▸ Short exercise: Write out the listing beneath this instruction in its entirety, exactly as it reads.

▸ Extracted material:
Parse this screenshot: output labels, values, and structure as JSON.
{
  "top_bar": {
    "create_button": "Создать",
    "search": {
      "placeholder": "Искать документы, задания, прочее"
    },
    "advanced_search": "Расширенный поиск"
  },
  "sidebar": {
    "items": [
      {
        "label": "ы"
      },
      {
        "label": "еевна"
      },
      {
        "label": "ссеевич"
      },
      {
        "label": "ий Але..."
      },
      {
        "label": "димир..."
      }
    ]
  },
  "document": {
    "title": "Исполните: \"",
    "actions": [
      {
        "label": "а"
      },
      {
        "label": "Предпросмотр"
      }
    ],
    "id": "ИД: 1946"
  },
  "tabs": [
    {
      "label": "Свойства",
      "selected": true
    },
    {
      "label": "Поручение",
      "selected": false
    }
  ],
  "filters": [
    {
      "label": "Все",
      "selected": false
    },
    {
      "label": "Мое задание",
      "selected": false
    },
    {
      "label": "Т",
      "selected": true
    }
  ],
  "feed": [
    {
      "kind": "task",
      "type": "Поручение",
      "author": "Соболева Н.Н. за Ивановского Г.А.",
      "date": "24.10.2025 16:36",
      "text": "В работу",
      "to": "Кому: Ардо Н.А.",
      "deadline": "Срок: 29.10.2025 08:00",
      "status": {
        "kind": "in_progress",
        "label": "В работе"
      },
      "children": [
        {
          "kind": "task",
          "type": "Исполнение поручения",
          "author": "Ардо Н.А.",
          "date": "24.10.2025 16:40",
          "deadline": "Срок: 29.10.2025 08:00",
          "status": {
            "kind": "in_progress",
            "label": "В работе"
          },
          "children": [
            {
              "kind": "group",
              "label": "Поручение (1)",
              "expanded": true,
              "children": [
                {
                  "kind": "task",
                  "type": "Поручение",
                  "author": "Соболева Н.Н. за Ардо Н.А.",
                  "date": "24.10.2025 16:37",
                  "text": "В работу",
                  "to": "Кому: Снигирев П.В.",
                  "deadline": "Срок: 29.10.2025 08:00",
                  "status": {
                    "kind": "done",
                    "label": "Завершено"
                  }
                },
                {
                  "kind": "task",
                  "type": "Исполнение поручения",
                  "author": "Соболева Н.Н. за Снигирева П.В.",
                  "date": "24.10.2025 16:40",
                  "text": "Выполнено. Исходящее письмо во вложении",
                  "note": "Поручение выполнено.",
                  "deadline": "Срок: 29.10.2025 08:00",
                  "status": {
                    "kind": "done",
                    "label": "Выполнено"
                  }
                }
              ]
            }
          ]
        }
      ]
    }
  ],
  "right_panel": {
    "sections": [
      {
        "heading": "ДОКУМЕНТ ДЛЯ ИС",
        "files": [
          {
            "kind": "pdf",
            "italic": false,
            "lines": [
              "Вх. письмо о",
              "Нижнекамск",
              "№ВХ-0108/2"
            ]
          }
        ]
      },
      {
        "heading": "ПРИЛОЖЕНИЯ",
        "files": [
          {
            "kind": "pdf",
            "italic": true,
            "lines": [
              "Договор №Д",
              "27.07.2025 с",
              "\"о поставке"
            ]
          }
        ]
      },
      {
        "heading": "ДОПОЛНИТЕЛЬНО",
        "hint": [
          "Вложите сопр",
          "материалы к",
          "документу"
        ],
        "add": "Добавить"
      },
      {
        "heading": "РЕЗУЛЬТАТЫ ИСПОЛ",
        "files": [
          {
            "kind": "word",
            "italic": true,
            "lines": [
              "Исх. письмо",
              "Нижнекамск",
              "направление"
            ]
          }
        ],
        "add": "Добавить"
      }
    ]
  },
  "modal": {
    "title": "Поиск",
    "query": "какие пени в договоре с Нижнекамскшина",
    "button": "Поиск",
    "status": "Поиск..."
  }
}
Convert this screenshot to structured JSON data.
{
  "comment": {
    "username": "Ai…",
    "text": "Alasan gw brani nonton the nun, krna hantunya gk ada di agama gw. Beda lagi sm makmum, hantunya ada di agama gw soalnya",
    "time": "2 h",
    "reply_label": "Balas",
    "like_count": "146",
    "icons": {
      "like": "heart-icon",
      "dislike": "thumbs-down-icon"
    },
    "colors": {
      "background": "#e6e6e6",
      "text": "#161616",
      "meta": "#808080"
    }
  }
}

▸ Response to the exercise:
Parse this screenshot: output labels, values, and structure as JSON.
{
  "top_bar": {
    "create_button": "Создать",
    "search": {
      "placeholder": "Искать документы, задания, прочее"
    },
    "advanced_search": "Расширенный поиск"
  },
  "sidebar": {
    "items": [
      {
        "label": "ы"
      },
      {
        "label": "еевна"
      },
      {
        "label": "ссеевич"
      },
      {
        "label": "ий Але..."
      },
      {
        "label": "димир..."
      }
    ]
  },
  "document": {
    "title": "Исполните: \"",
    "actions": [
      {
        "label": "а"
      },
      {
        "label": "Предпросмотр"
      }
    ],
    "id": "ИД: 1946"
  },
  "tabs": [
    {
      "label": "Свойства",
      "selected": true
    },
    {
      "label": "Поручение",
      "selected": false
    }
  ],
  "filters": [
    {
      "label": "Все",
      "selected": false
    },
    {
      "label": "Мое задание",
      "selected": false
    },
    {
      "label": "Т",
      "selected": true
    }
  ],
  "feed": [
    {
      "kind": "task",
      "type": "Поручение",
      "author": "Соболева Н.Н. за Ивановского Г.А.",
      "date": "24.10.2025 16:36",
      "text": "В работу",
      "to": "Кому: Ардо Н.А.",
      "deadline": "Срок: 29.10.2025 08:00",
      "status": {
        "kind": "in_progress",
        "label": "В работе"
      },
      "children": [
        {
          "kind": "task",
          "type": "Исполнение поручения",
          "author": "Ардо Н.А.",
          "date": "24.10.2025 16:40",
          "deadline": "Срок: 29.10.2025 08:00",
          "status": {
            "kind": "in_progress",
            "label": "В работе"
          },
          "children": [
            {
              "kind": "group",
              "label": "Поручение (1)",
              "expanded": true,
              "children": [
                {
                  "kind": "task",
                  "type": "Поручение",
                  "author": "Соболева Н.Н. за Ардо Н.А.",
                  "date": "24.10.2025 16:37",
                  "text": "В работу",
                  "to": "Кому: Снигирев П.В.",
                  "deadline": "Срок: 29.10.2025 08:00",
                  "status": {
                    "kind": "done",
                    "label": "Завершено"
                  }
                },
                {
                  "kind": "task",
                  "type": "Исполнение поручения",
                  "author": "Соболева Н.Н. за Снигирева П.В.",
                  "date": "24.10.2025 16:40",
                  "text": "Выполнено. Исходящее письмо во вложении",
                  "note": "Поручение выполнено.",
                  "deadline": "Срок: 29.10.2025 08:00",
                  "status": {
                    "kind": "done",
                    "label": "Выполнено"
                  }
                }
              ]
            }
          ]
        }
      ]
    }
  ],
  "right_panel": {
    "sections": [
      {
        "heading": "ДОКУМЕНТ ДЛЯ ИС",
        "files": [
          {
            "kind": "pdf",
            "italic": false,
            "lines": [
              "Вх. письмо о",
              "Нижнекамск",
              "№ВХ-0108/2"
            ]
          }
        ]
      },
      {
        "heading": "ПРИЛОЖЕНИЯ",
        "files": [
          {
            "kind": "pdf",
            "italic": true,
            "lines": [
              "Договор №Д",
              "27.07.2025 с",
              "\"о поставке"
            ]
          }
        ]
      },
      {
        "heading": "ДОПОЛНИТЕЛЬНО",
        "hint": [
          "Вложите сопр",
          "материалы к",
          "документу"
        ],
        "add": "Добавить"
      },
      {
        "heading": "РЕЗУЛЬТАТЫ ИСПОЛ",
        "files": [
          {
            "kind": "word",
            "italic": true,
            "lines": [
              "Исх. письмо",
              "Нижнекамск",
              "направление"
            ]
          }
        ],
        "add": "Добавить"
      }
    ]
  },
  "modal": {
    "title": "Поиск",
    "query": "какие пени в договоре с Нижнекамскшина",
    "button": "Поиск",
    "status": "Поиск..."
  }
}
Convert this screenshot to structured JSON data.
{
  "comment": {
    "username": "Ai…",
    "text": "Alasan gw brani nonton the nun, krna hantunya gk ada di agama gw. Beda lagi sm makmum, hantunya ada di agama gw soalnya",
    "time": "2 h",
    "reply_label": "Balas",
    "like_count": "146",
    "icons": {
      "like": "heart-icon",
      "dislike": "thumbs-down-icon"
    },
    "colors": {
      "background": "#e6e6e6",
      "text": "#161616",
      "meta": "#808080"
    }
  }
}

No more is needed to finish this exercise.